AIM OF THE TASK: Reproduce the lines from the one containing "marker-fargona — [1038, 482, 1046, 490]" through the one containing "region-name: QASHQADARYO —", keeping both of those lines.

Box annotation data
+ + + +

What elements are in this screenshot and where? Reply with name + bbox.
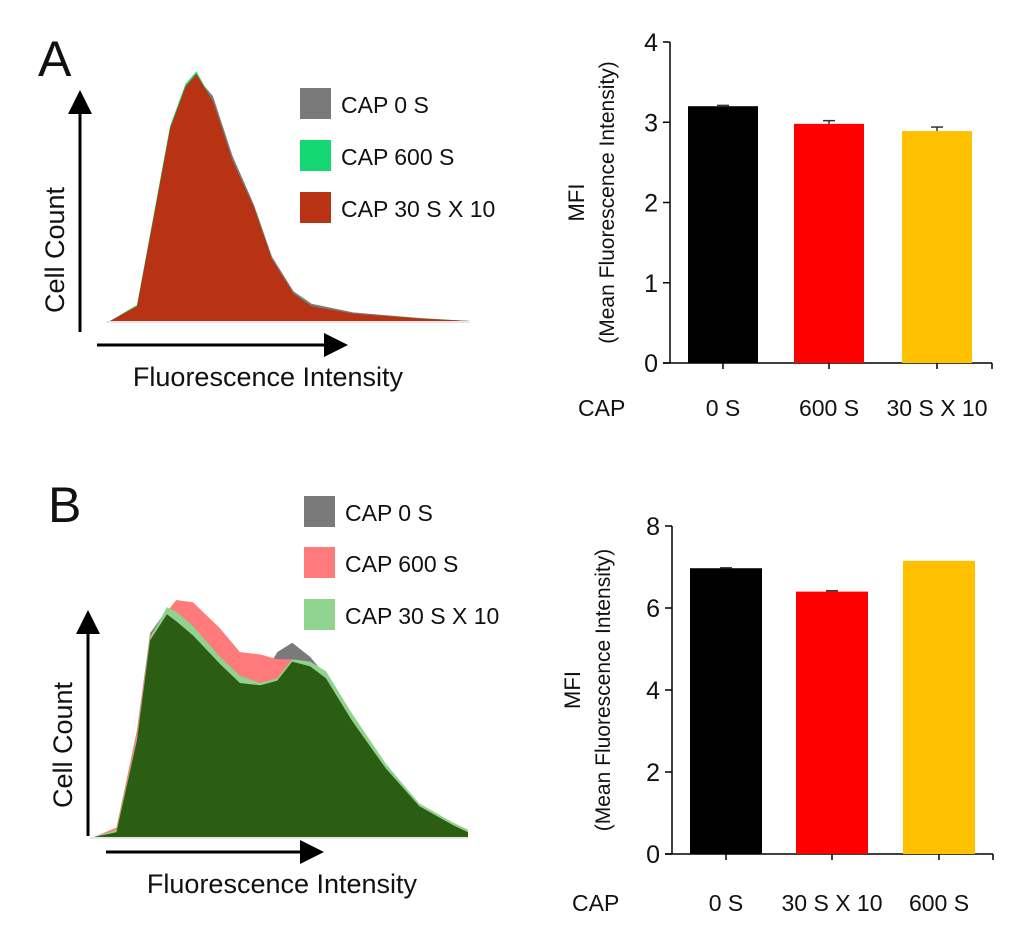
category-axis-label: CAP <box>578 395 625 421</box>
legend-swatch <box>304 496 335 527</box>
x-tick-label: 0 S <box>709 890 744 916</box>
panel-label-b: B <box>48 477 81 533</box>
legend-label: CAP 600 S <box>345 551 458 577</box>
y-tick-label: 2 <box>646 759 660 787</box>
x-tick-label: 600 S <box>799 395 859 421</box>
y-axis-label-a: Cell Count <box>40 186 70 313</box>
y-tick-label: 3 <box>644 109 658 137</box>
x-tick-label: 30 S X 10 <box>781 890 882 916</box>
legend-label: CAP 600 S <box>341 144 454 170</box>
legend-label: CAP 0 S <box>345 500 433 526</box>
y-tick-label: 4 <box>646 677 660 705</box>
x-tick-label: 600 S <box>909 890 969 916</box>
y-tick-label: 4 <box>644 29 658 57</box>
legend-b: CAP 0 S CAP 600 S CAP 30 S X 10 <box>304 496 499 630</box>
bar-chart-b: 0 2 4 6 8 0 S 30 S X 10 600 S CAP MFI (Mean Fluore… <box>560 513 994 916</box>
panel-label-a: A <box>38 31 72 87</box>
y-tick-label: 8 <box>646 513 660 541</box>
legend-label: CAP 0 S <box>341 92 429 118</box>
bar <box>903 560 975 854</box>
category-axis-label: CAP <box>572 890 619 916</box>
y-axis-sublabel: (Mean Fluorescence Intensity) <box>596 61 619 343</box>
bar <box>690 568 762 854</box>
legend-label: CAP 30 S X 10 <box>341 196 495 222</box>
y-axis-label: MFI <box>560 671 585 709</box>
y-axis-label: MFI <box>564 184 589 222</box>
y-tick-label: 6 <box>646 595 660 623</box>
histogram-overlap-area <box>110 78 470 322</box>
bar <box>688 106 758 363</box>
x-axis-label-b: Fluorescence Intensity <box>147 869 418 899</box>
y-tick-label: 2 <box>644 190 658 218</box>
bar <box>902 131 972 363</box>
y-axis-label-b: Cell Count <box>48 681 78 808</box>
legend-swatch <box>304 599 335 630</box>
histogram-a <box>106 71 470 323</box>
bar-chart-a: 0 1 2 3 4 0 S 600 S 30 S X 10 CAP MFI (Mean Fluore… <box>564 29 993 421</box>
legend-swatch <box>300 192 331 223</box>
x-tick-label: 0 S <box>706 395 741 421</box>
histogram-b <box>90 600 468 839</box>
y-axis-sublabel: (Mean Fluorescence Intensity) <box>592 549 615 831</box>
legend-swatch <box>300 140 331 171</box>
bar <box>796 591 868 854</box>
histogram-overlap-area <box>94 614 468 837</box>
legend-swatch <box>300 88 331 119</box>
y-tick-label: 1 <box>644 270 658 298</box>
legend-swatch <box>304 547 335 578</box>
legend-label: CAP 30 S X 10 <box>345 603 499 629</box>
y-tick-label: 0 <box>644 350 658 378</box>
legend-a: CAP 0 S CAP 600 S CAP 30 S X 10 <box>300 88 495 223</box>
y-tick-label: 0 <box>646 841 660 869</box>
x-tick-label: 30 S X 10 <box>886 395 987 421</box>
x-axis-label-a: Fluorescence Intensity <box>133 362 404 392</box>
bar <box>794 123 864 363</box>
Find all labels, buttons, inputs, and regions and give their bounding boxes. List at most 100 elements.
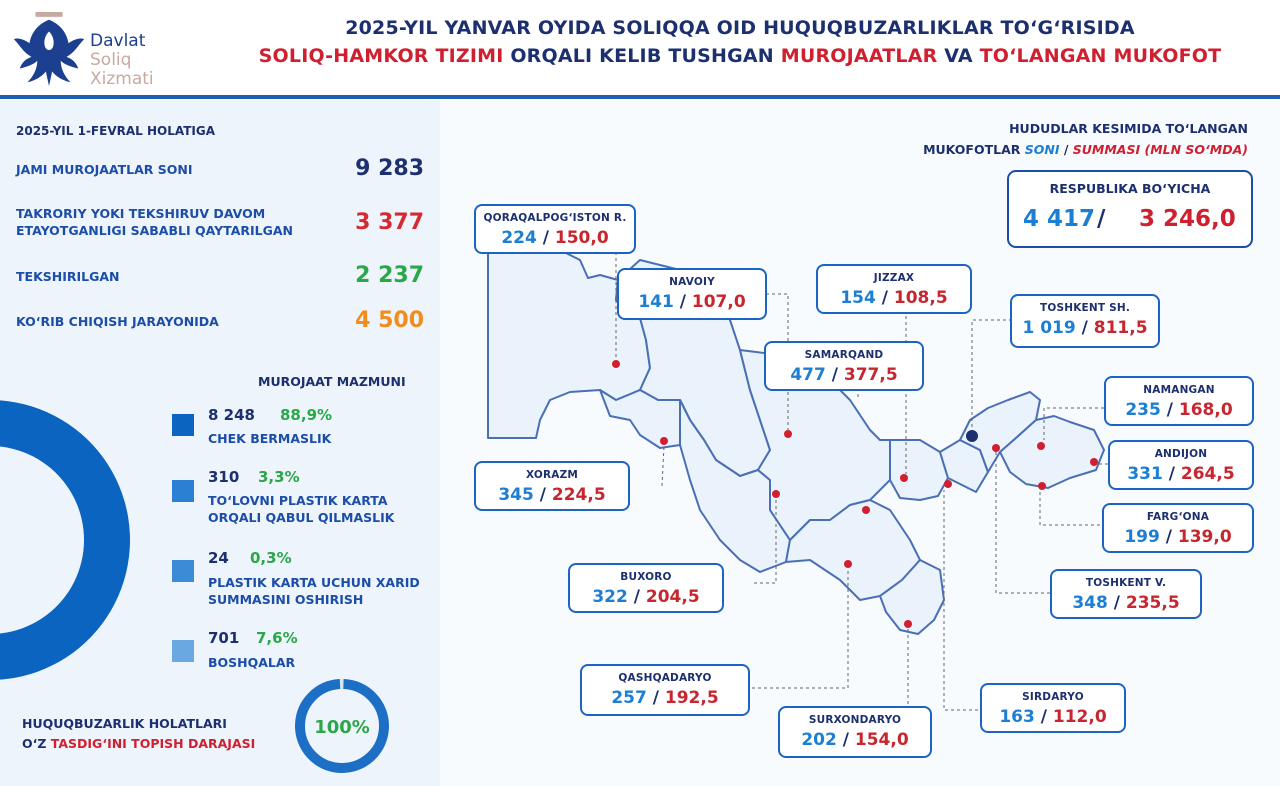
marker-fargona — [1038, 482, 1046, 490]
logo-line1: Davlat — [90, 31, 146, 51]
title-red-1: SOLIQ-HAMKOR TIZIMI — [258, 45, 504, 67]
region-box-karakalpakstan: QORAQALPOG‘ISTON R. 224 / 150,0 — [474, 204, 636, 254]
region-name: QASHQADARYO — [618, 672, 712, 684]
region-count: 348 — [1072, 593, 1108, 613]
region-count: 322 — [592, 587, 628, 607]
region-values: 154 / 108,5 — [840, 288, 948, 308]
region-values: 202 / 154,0 — [801, 730, 909, 750]
donut-slice-1 — [0, 400, 130, 680]
region-box-buxoro: BUXORO 322 / 204,5 — [568, 563, 724, 613]
marker-toshkent-sh — [966, 430, 978, 442]
region-count: 141 — [638, 292, 674, 312]
republic-count: 4 417 — [1023, 206, 1096, 232]
item-count-4: 701 — [208, 629, 240, 647]
stat-label-checked: TEKSHIRILGAN — [16, 269, 120, 284]
marker-namangan — [1037, 442, 1045, 450]
confirm-line2-prefix: O‘Z — [22, 736, 51, 751]
region-name: SAMARQAND — [804, 349, 884, 361]
republic-sum: 3 246,0 — [1139, 206, 1236, 232]
region-name: SIRDARYO — [1022, 691, 1084, 703]
legend-sep: / — [1059, 142, 1073, 157]
region-values: 477 / 377,5 — [790, 365, 898, 385]
region-sum: 139,0 — [1177, 527, 1232, 547]
region-sum: 168,0 — [1178, 400, 1233, 420]
confirm-line2: O‘Z TASDIG‘INI TOPISH DARAJASI — [22, 734, 255, 754]
item-percent-1: 88,9% — [280, 406, 333, 424]
region-box-namangan: NAMANGAN 235 / 168,0 — [1104, 376, 1254, 426]
marker-navoiy — [784, 430, 792, 438]
region-sum: 192,5 — [664, 688, 719, 708]
header-divider — [0, 95, 1280, 99]
region-box-fargona: FARG‘ONA 199 / 139,0 — [1102, 503, 1254, 553]
marker-jizzax — [900, 474, 908, 482]
summary-date: 2025-YIL 1-FEVRAL HOLATIGA — [16, 124, 215, 138]
legend-line1: HUDUDLAR KESIMIDA TO‘LANGAN — [1009, 121, 1248, 136]
title-line1: 2025-YIL YANVAR OYIDA SOLIQQA OID HUQUQB… — [345, 17, 1135, 39]
item-percent-2: 3,3% — [258, 468, 300, 486]
item-label-4: BOSHQALAR — [208, 655, 296, 670]
logo-text: Davlat Soliq Xizmati — [90, 32, 154, 89]
region-box-samarqand: SAMARQAND 477 / 377,5 — [764, 341, 924, 391]
legend-summa: SUMMASI (MLN SO‘MDA) — [1072, 142, 1248, 157]
region-count: 331 — [1127, 464, 1163, 484]
region-count: 345 — [498, 485, 534, 505]
region-name: FARG‘ONA — [1146, 511, 1210, 523]
marker-buxoro — [772, 490, 780, 498]
confirm-ring-chart: 100% — [295, 679, 389, 773]
region-values: 199 / 139,0 — [1124, 527, 1232, 547]
title-red-2: MUROJAATLAR — [780, 45, 938, 67]
region-values: 322 / 204,5 — [592, 587, 700, 607]
stat-value-returned: 3 377 — [355, 210, 424, 235]
item-count-2: 310 — [208, 468, 240, 486]
region-values: 224 / 150,0 — [501, 228, 609, 248]
map-legend: HUDUDLAR KESIMIDA TO‘LANGAN MUKOFOTLAR S… — [923, 118, 1248, 160]
marker-sirdaryo — [944, 480, 952, 488]
region-toshkent-v — [959, 391, 1041, 473]
region-count: 235 — [1125, 400, 1161, 420]
stat-label-returned: TAKRORIY YOKI TEKSHIRUV DAVOM ETAYOTGANL… — [16, 206, 294, 238]
legend-line2: MUKOFOTLAR SONI / SUMMASI (MLN SO‘MDA) — [923, 139, 1248, 160]
region-markers — [612, 360, 1098, 628]
region-name: JIZZAX — [873, 272, 915, 284]
region-sum: 235,5 — [1125, 593, 1180, 613]
stat-label-total: JAMI MUROJAATLAR SONI — [16, 162, 193, 177]
title-mid-2: VA — [937, 45, 980, 67]
republic-total-box: RESPUBLIKA BO‘YICHA 4 417 / 3 246,0 — [1007, 170, 1253, 248]
confirm-line1: HUQUQBUZARLIK HOLATLARI — [22, 716, 227, 731]
region-box-sirdaryo: SIRDARYO 163 / 112,0 — [980, 683, 1126, 733]
region-sum: 107,0 — [691, 292, 746, 312]
confirm-label: HUQUQBUZARLIK HOLATLARI O‘Z TASDIG‘INI T… — [22, 714, 255, 754]
region-name: TOSHKENT SH. — [1039, 302, 1131, 314]
region-sum: 264,5 — [1180, 464, 1235, 484]
region-name: TOSHKENT V. — [1085, 577, 1167, 589]
legend-swatch-1 — [172, 414, 194, 436]
region-name: NAMANGAN — [1143, 384, 1215, 396]
region-box-toshkent-sh: TOSHKENT SH. 1 019 / 811,5 — [1010, 294, 1160, 348]
marker-xorazm — [660, 437, 668, 445]
logo-line3: Xizmati — [90, 69, 154, 89]
item-label-1: CHEK BERMASLIK — [208, 431, 332, 446]
region-name: SURXONDARYO — [808, 714, 902, 726]
region-name: ANDIJON — [1154, 448, 1208, 460]
region-values: 141 / 107,0 — [638, 292, 746, 312]
legend-prefix: MUKOFOTLAR — [923, 142, 1025, 157]
region-values: 163 / 112,0 — [999, 707, 1107, 727]
region-count: 1 019 — [1022, 318, 1076, 338]
region-count: 224 — [501, 228, 537, 248]
region-count: 257 — [611, 688, 647, 708]
marker-karakalpakstan — [612, 360, 620, 368]
item-count-3: 24 — [208, 549, 229, 567]
republic-title: RESPUBLIKA BO‘YICHA — [1049, 181, 1211, 196]
header: Davlat Soliq Xizmati 2025-YIL YANVAR OYI… — [0, 0, 1280, 96]
region-name: NAVOIY — [669, 276, 715, 288]
region-count: 199 — [1124, 527, 1160, 547]
item-count-1: 8 248 — [208, 406, 255, 424]
eagle-emblem-icon — [13, 12, 85, 87]
stat-value-in-progress: 4 500 — [355, 308, 424, 333]
logo-line2: Soliq — [90, 50, 132, 70]
region-sum: 112,0 — [1052, 707, 1107, 727]
confirm-ring-arc — [295, 679, 389, 773]
region-sum: 224,5 — [551, 485, 606, 505]
region-box-jizzax: JIZZAX 154 / 108,5 — [816, 264, 972, 314]
region-jizzax — [889, 439, 949, 501]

+ + + +

RESPONSE:
marker-fargona — [1038, 482, 1046, 490]
logo-line1: Davlat — [90, 31, 146, 51]
title-red-1: SOLIQ-HAMKOR TIZIMI — [258, 45, 504, 67]
region-box-karakalpakstan: QORAQALPOG‘ISTON R. 224 / 150,0 — [474, 204, 636, 254]
region-name: QASHQADARYO — [618, 672, 712, 684]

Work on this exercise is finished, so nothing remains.